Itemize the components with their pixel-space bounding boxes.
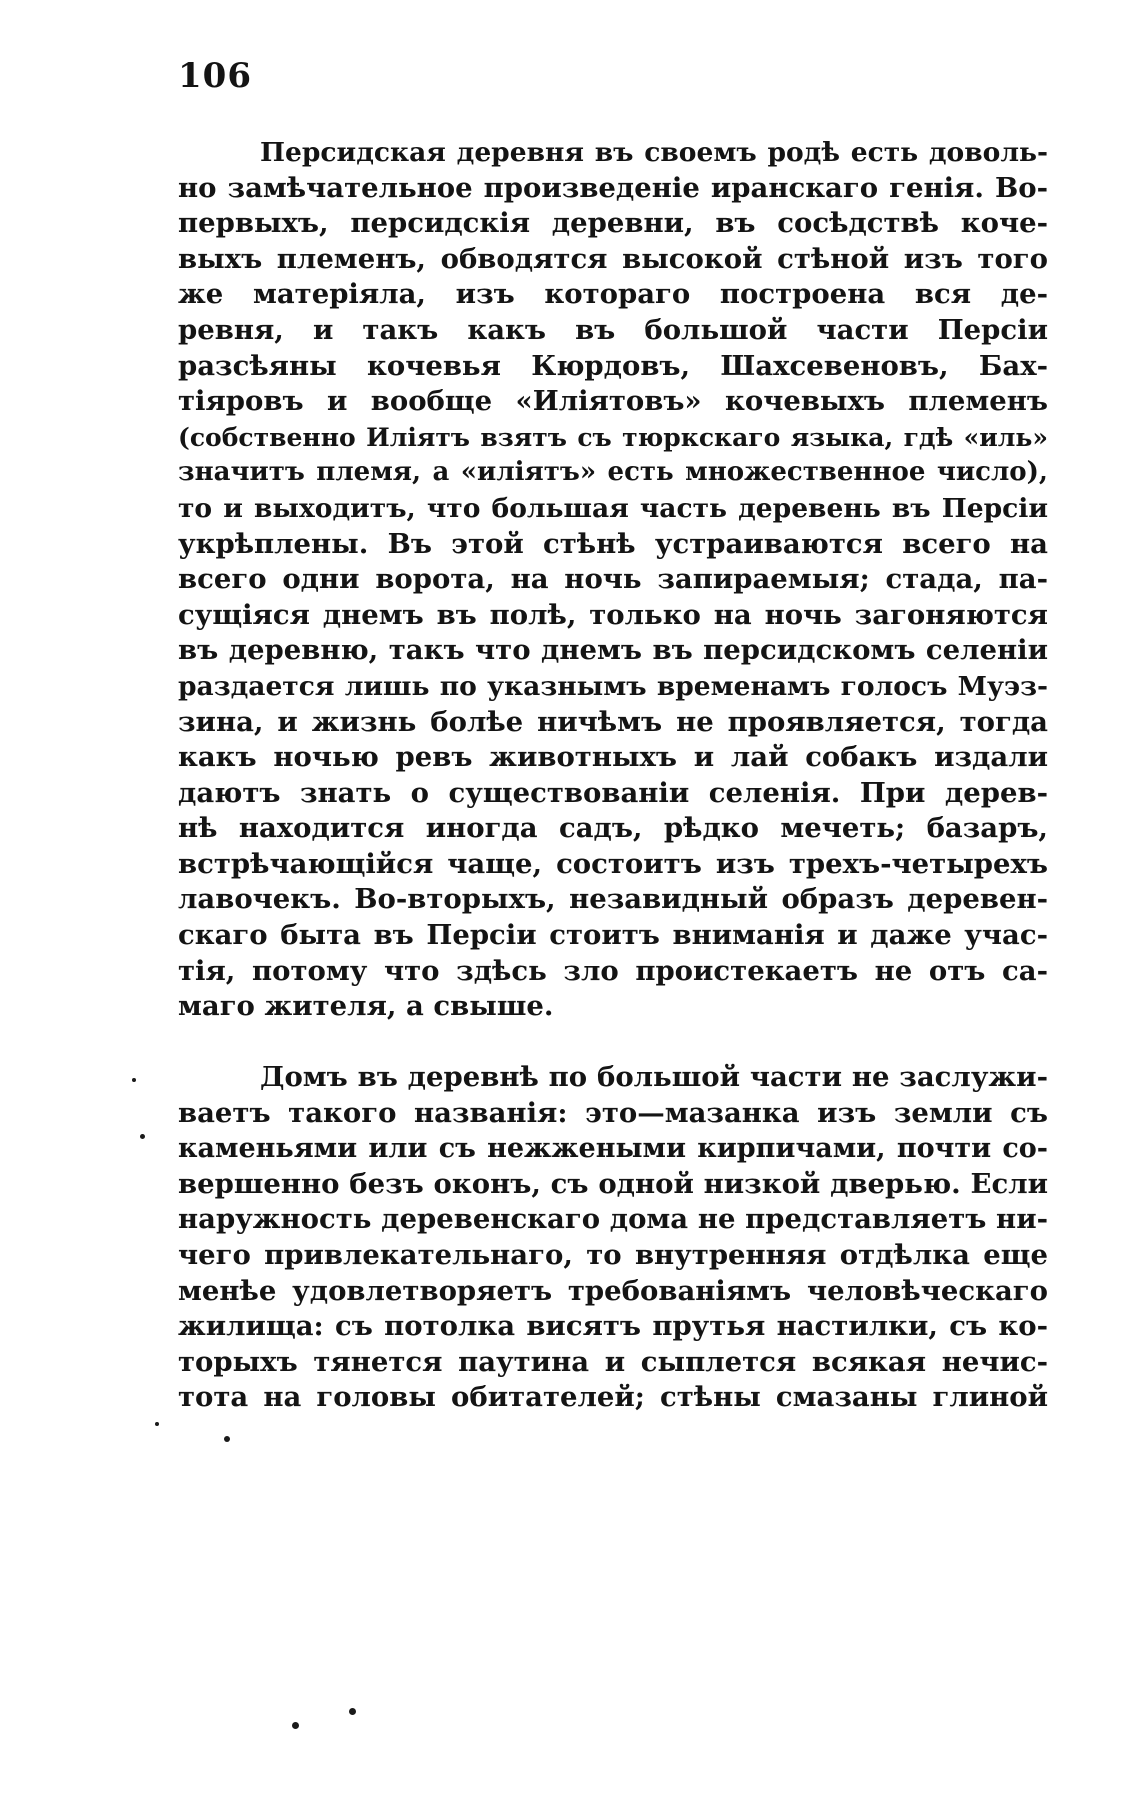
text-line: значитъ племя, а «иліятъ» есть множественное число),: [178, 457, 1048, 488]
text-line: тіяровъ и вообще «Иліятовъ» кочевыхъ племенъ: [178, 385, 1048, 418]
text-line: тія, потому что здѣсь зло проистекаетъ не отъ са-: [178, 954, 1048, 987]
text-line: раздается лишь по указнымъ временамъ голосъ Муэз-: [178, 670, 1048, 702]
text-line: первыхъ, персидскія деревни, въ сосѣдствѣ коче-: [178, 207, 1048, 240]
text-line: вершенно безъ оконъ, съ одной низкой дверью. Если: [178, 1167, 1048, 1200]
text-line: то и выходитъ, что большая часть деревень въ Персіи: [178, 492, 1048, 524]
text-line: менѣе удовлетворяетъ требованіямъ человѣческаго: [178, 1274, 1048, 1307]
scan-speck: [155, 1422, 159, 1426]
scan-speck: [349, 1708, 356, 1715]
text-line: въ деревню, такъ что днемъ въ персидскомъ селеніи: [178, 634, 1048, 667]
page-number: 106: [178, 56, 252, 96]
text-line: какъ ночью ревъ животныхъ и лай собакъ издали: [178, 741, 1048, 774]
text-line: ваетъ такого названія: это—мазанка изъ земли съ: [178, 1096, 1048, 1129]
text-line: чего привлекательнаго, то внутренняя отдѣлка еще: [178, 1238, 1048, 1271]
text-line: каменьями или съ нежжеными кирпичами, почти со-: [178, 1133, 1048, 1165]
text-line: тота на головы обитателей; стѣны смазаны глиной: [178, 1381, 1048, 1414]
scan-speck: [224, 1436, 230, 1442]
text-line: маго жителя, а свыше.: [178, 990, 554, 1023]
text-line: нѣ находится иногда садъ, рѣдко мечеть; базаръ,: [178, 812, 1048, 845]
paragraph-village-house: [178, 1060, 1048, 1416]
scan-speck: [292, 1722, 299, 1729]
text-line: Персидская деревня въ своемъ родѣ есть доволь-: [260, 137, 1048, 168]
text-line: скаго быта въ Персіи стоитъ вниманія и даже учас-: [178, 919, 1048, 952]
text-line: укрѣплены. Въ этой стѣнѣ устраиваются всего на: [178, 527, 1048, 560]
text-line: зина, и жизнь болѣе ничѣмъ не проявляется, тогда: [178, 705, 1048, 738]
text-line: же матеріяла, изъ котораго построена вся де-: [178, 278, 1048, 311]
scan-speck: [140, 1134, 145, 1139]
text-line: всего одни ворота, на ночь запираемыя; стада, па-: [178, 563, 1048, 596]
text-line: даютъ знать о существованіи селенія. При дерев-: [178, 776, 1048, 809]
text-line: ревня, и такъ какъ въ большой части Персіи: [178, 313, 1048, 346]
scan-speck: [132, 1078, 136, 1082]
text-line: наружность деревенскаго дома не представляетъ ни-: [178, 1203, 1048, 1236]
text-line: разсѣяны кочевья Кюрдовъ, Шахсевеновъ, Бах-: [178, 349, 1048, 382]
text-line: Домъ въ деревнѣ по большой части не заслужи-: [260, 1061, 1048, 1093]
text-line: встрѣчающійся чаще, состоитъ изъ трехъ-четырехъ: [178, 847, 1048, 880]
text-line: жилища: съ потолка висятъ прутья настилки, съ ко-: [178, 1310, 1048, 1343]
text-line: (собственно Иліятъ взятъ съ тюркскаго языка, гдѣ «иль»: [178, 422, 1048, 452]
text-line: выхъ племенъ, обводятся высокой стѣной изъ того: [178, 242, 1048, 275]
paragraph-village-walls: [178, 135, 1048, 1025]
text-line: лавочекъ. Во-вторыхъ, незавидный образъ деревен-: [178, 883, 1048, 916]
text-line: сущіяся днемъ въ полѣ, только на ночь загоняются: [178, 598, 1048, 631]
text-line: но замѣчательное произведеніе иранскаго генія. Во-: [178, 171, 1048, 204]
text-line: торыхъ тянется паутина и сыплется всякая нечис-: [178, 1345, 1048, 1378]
▬▬▬▬▬▬▬▬▬▬
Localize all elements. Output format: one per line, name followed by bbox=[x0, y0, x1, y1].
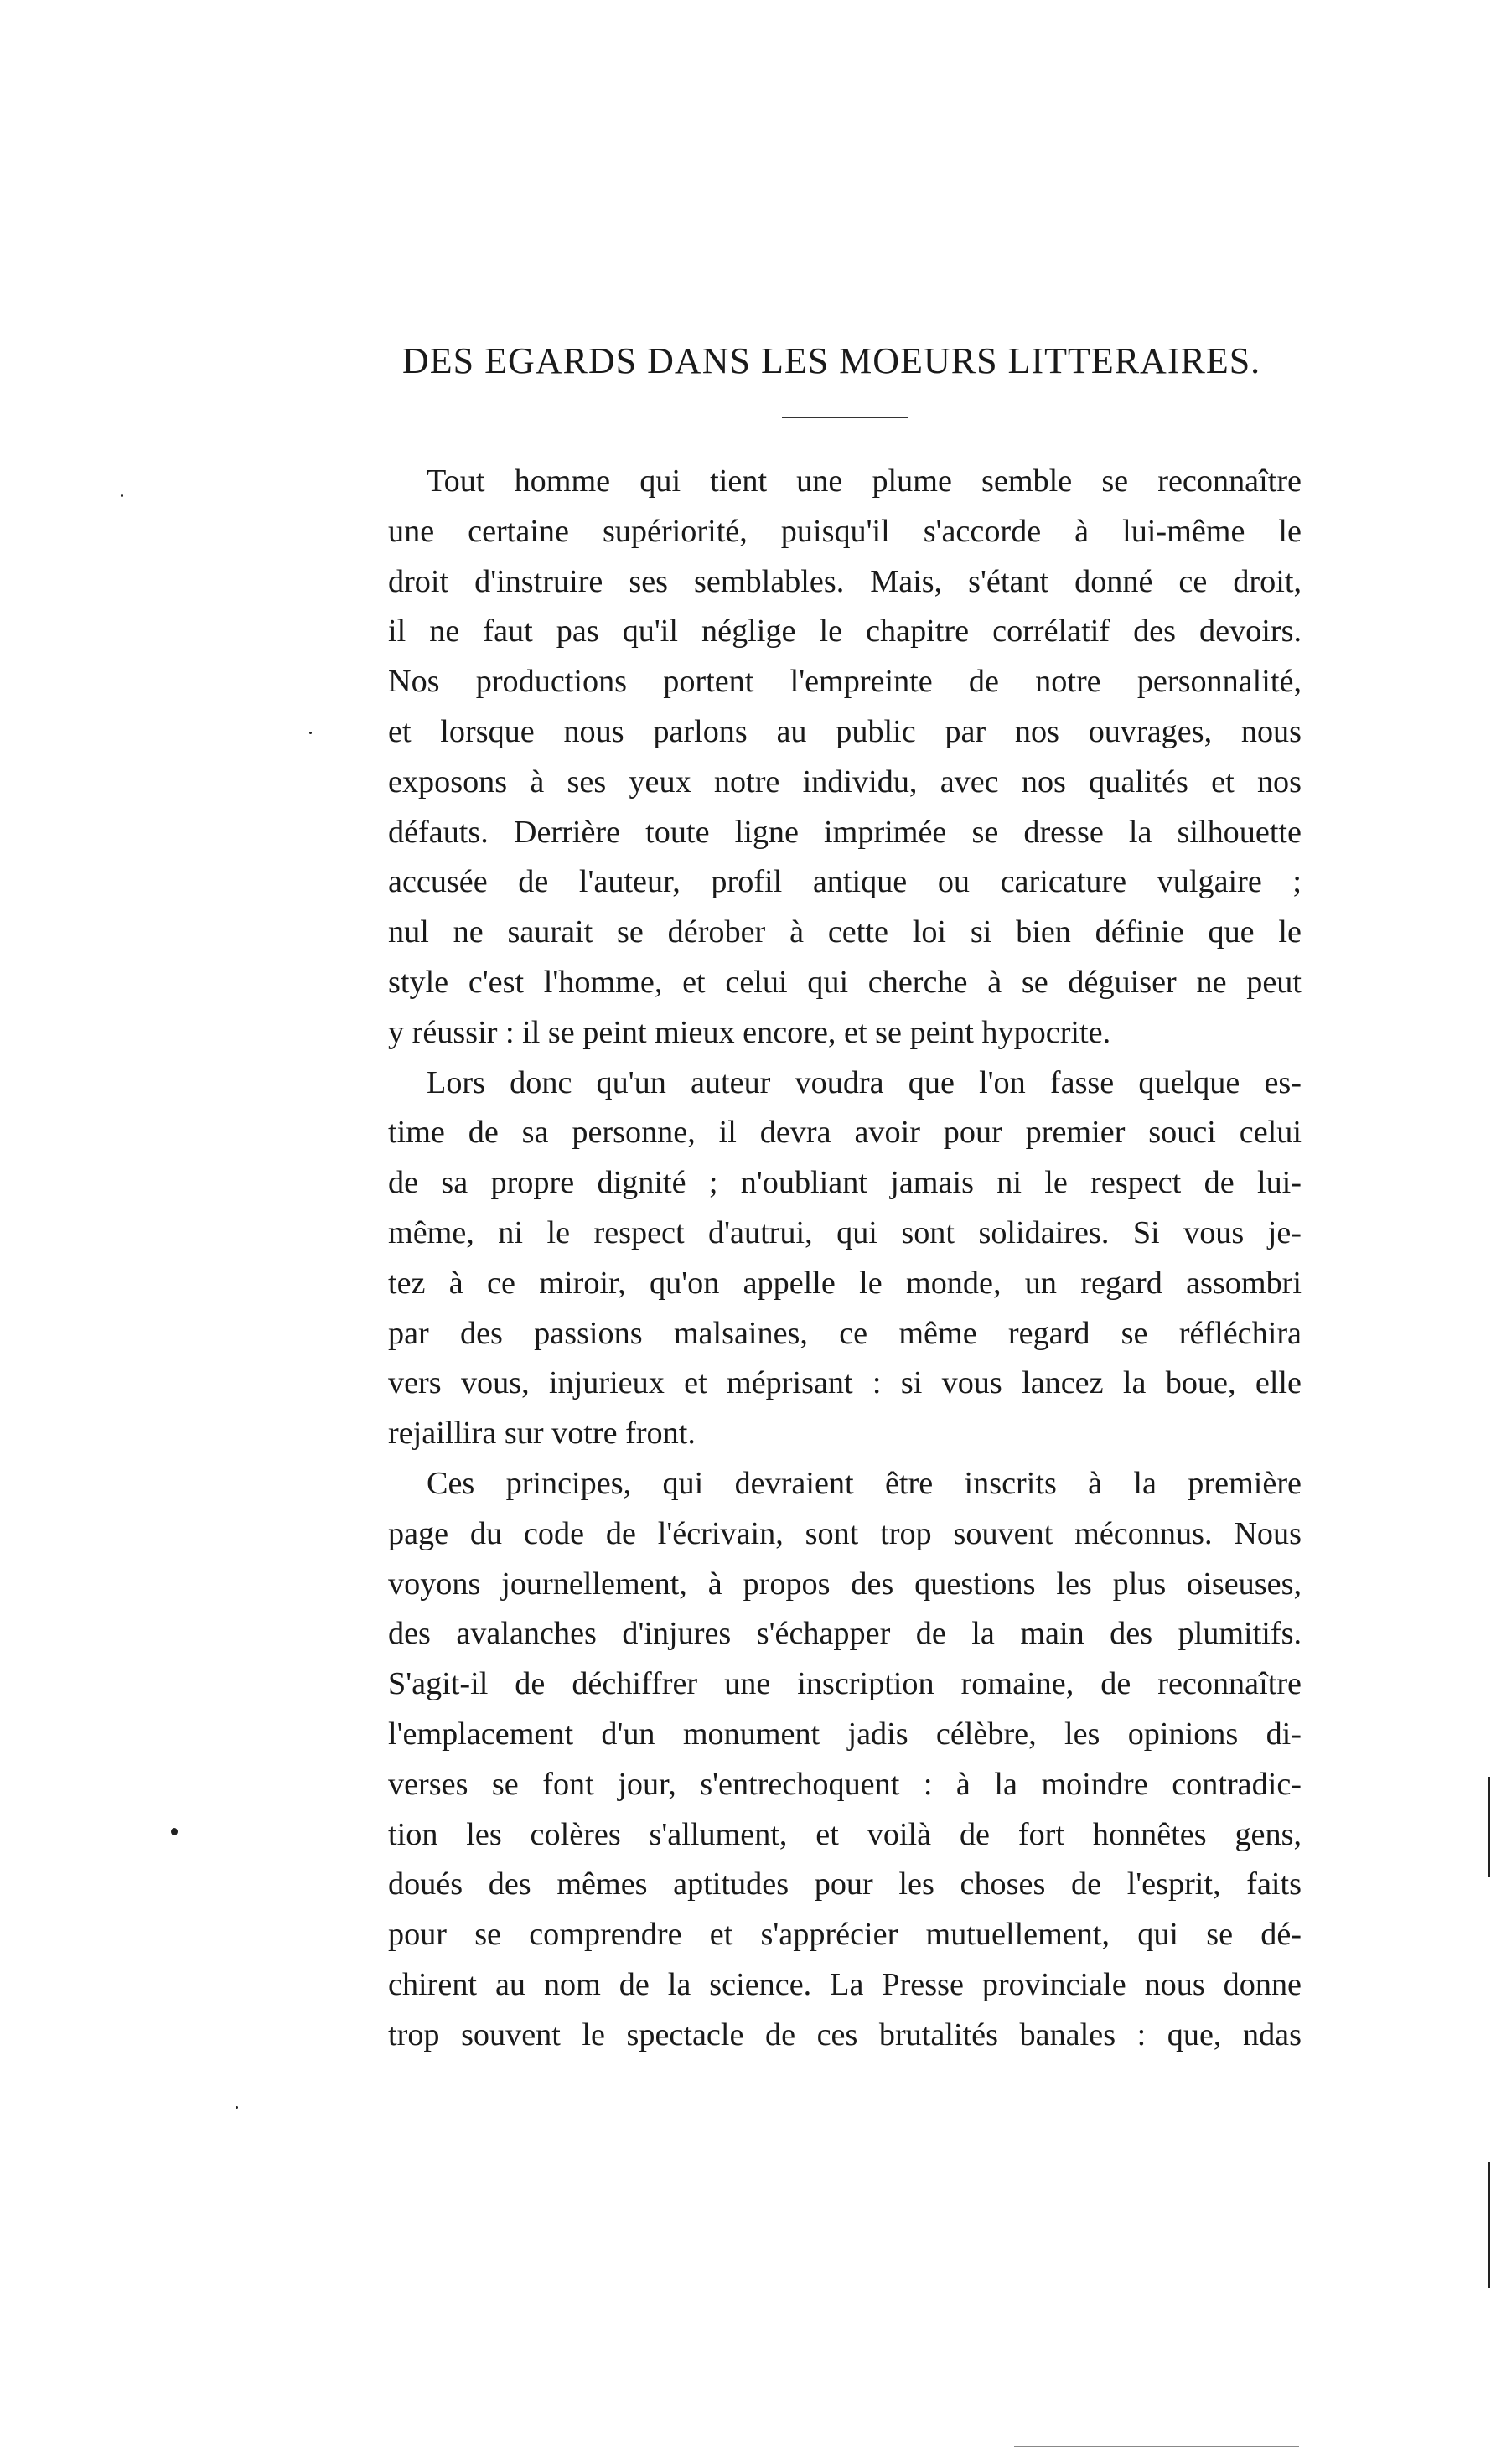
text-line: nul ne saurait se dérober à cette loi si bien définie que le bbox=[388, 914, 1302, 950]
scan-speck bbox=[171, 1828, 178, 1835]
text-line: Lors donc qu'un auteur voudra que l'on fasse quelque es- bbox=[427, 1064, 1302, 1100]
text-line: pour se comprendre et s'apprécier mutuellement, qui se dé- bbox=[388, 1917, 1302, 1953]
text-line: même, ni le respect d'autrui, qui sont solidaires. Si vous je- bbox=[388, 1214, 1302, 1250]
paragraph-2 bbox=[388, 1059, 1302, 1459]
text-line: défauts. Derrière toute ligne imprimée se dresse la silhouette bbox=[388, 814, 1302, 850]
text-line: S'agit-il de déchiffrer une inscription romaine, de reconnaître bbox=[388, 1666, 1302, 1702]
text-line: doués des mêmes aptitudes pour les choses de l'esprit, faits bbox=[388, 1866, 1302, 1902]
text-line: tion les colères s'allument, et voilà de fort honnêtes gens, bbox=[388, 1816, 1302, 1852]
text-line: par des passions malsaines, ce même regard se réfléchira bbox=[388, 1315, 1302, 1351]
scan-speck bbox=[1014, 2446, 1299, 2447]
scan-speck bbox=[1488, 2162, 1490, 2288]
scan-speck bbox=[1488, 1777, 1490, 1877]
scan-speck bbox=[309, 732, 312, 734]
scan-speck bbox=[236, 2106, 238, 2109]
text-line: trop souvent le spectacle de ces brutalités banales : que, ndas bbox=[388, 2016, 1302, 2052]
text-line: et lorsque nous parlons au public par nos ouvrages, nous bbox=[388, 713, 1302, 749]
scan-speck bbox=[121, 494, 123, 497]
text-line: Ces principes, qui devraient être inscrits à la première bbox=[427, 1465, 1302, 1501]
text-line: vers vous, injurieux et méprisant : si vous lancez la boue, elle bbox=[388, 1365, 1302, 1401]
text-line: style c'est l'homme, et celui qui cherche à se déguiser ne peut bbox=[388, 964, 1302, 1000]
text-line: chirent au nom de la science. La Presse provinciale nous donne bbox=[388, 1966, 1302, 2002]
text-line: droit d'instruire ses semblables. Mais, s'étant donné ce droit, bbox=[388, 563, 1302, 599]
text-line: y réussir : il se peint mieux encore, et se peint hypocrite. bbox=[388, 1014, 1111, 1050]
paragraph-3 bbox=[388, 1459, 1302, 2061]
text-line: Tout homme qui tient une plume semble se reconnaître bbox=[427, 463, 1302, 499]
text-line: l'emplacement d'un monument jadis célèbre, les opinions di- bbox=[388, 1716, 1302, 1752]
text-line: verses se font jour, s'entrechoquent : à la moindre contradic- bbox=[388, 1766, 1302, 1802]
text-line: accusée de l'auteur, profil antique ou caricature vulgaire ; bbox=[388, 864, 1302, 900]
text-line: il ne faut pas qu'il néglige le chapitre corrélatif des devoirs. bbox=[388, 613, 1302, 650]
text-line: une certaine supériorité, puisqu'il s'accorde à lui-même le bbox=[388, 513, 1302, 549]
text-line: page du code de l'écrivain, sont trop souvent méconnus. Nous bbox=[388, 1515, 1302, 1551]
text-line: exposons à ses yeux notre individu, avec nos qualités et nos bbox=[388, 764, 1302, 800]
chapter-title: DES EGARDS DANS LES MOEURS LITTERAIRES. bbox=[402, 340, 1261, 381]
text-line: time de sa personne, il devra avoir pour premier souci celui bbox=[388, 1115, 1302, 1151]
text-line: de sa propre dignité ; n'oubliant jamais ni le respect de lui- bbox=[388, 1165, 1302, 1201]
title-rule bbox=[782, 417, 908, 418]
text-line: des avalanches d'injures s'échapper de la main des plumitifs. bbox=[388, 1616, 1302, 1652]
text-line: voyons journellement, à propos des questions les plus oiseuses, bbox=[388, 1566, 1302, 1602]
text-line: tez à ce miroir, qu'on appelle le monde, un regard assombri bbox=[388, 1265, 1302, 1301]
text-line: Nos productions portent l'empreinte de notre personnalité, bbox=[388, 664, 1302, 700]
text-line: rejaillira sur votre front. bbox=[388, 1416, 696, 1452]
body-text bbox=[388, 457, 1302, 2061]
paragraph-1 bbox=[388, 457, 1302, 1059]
▬▬▬▬▬▬▬▬▬▬
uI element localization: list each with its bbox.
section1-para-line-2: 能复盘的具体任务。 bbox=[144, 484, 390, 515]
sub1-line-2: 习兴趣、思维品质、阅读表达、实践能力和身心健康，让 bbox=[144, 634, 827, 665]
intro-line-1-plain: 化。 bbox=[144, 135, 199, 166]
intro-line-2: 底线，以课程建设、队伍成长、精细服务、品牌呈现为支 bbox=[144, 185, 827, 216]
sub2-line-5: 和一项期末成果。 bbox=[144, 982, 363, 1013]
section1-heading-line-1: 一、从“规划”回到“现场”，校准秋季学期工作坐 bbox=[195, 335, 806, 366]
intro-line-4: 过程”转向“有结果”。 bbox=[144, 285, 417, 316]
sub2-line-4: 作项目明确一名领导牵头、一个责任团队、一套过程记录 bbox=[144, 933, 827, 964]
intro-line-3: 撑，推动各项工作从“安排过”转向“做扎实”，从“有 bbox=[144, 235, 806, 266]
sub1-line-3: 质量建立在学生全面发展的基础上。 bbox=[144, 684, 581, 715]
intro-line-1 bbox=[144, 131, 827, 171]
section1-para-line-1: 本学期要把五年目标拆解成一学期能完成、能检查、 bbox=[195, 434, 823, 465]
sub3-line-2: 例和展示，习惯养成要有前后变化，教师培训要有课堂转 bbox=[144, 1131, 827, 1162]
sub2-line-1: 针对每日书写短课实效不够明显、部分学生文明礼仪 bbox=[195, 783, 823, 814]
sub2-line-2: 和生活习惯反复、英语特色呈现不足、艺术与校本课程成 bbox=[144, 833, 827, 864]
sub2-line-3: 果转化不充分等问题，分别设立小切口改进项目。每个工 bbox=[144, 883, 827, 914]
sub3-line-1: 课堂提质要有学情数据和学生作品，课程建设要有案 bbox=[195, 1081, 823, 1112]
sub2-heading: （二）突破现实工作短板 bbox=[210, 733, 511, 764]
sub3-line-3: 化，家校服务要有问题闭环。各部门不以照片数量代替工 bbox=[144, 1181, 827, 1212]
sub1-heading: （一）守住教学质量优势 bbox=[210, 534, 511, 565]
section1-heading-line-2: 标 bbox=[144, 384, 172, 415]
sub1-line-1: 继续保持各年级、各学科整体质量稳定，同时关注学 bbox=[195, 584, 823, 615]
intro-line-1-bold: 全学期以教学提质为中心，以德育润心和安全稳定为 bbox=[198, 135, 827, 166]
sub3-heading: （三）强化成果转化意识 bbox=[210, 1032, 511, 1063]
▬▬▬▬▬▬▬▬▬▬
▸ **Exercise requirements**: Swap "spectacle" for "tableau" in the stretch from the line containing "text-line: nul ne" through the line containing "text-line: chirent au", and write out only those lines with nothing else altered.

▸ **Full response**:
text-line: nul ne saurait se dérober à cette loi si bien définie que le bbox=[388, 914, 1302, 950]
scan-speck bbox=[171, 1828, 178, 1835]
text-line: Lors donc qu'un auteur voudra que l'on fasse quelque es- bbox=[427, 1064, 1302, 1100]
text-line: pour se comprendre et s'apprécier mutuellement, qui se dé- bbox=[388, 1917, 1302, 1953]
text-line: même, ni le respect d'autrui, qui sont solidaires. Si vous je- bbox=[388, 1214, 1302, 1250]
paragraph-2 bbox=[388, 1059, 1302, 1459]
text-line: défauts. Derrière toute ligne imprimée se dresse la silhouette bbox=[388, 814, 1302, 850]
text-line: S'agit-il de déchiffrer une inscription romaine, de reconnaître bbox=[388, 1666, 1302, 1702]
text-line: doués des mêmes aptitudes pour les choses de l'esprit, faits bbox=[388, 1866, 1302, 1902]
text-line: tion les colères s'allument, et voilà de fort honnêtes gens, bbox=[388, 1816, 1302, 1852]
text-line: par des passions malsaines, ce même regard se réfléchira bbox=[388, 1315, 1302, 1351]
scan-speck bbox=[1014, 2446, 1299, 2447]
scan-speck bbox=[1488, 2162, 1490, 2288]
scan-speck bbox=[1488, 1777, 1490, 1877]
scan-speck bbox=[309, 732, 312, 734]
scan-speck bbox=[236, 2106, 238, 2109]
text-line: trop souvent le tableau de ces brutalités banales : que, ndas bbox=[388, 2016, 1302, 2052]
text-line: et lorsque nous parlons au public par nos ouvrages, nous bbox=[388, 713, 1302, 749]
scan-speck bbox=[121, 494, 123, 497]
text-line: Ces principes, qui devraient être inscrits à la première bbox=[427, 1465, 1302, 1501]
text-line: vers vous, injurieux et méprisant : si vous lancez la boue, elle bbox=[388, 1365, 1302, 1401]
text-line: style c'est l'homme, et celui qui cherche à se déguiser ne peut bbox=[388, 964, 1302, 1000]
text-line: chirent au nom de la science. La Presse provinciale nous donne bbox=[388, 1966, 1302, 2002]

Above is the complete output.